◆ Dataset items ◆
● ● ● ● ● ● ●
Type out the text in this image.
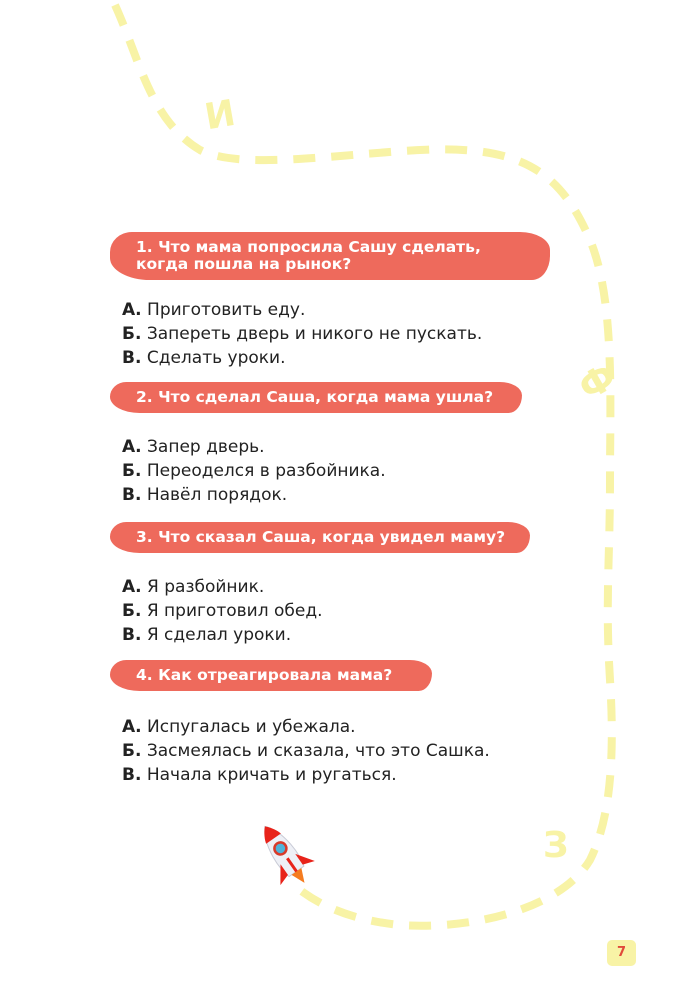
И
Ф
З
1. Что мама попросила Сашу сделать, когда пошла на рынок?
А. Приготовить еду.
Б. Запереть дверь и никого не пускать.
В. Сделать уроки.
2. Что сделал Саша, когда мама ушла?
А. Запер дверь.
Б. Переоделся в разбойника.
В. Навёл порядок.
3. Что сказал Саша, когда увидел маму?
А. Я разбойник.
Б. Я приготовил обед.
В. Я сделал уроки.
4. Как отреагировала мама?
А. Испугалась и убежала.
Б. Засмеялась и сказала, что это Сашка.
В. Начала кричать и ругаться.
7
● ● ● ● ● ● ●
Quote the records above in full, dropping each picture.

Type out the text in this image.
И
Ф
З
1. Что мама попросила Сашу сделать, когда пошла на рынок?
А. Приготовить еду.
Б. Запереть дверь и никого не пускать.
В. Сделать уроки.
2. Что сделал Саша, когда мама ушла?
А. Запер дверь.
Б. Переоделся в разбойника.
В. Навёл порядок.
3. Что сказал Саша, когда увидел маму?
А. Я разбойник.
Б. Я приготовил обед.
В. Я сделал уроки.
4. Как отреагировала мама?
А. Испугалась и убежала.
Б. Засмеялась и сказала, что это Сашка.
В. Начала кричать и ругаться.
7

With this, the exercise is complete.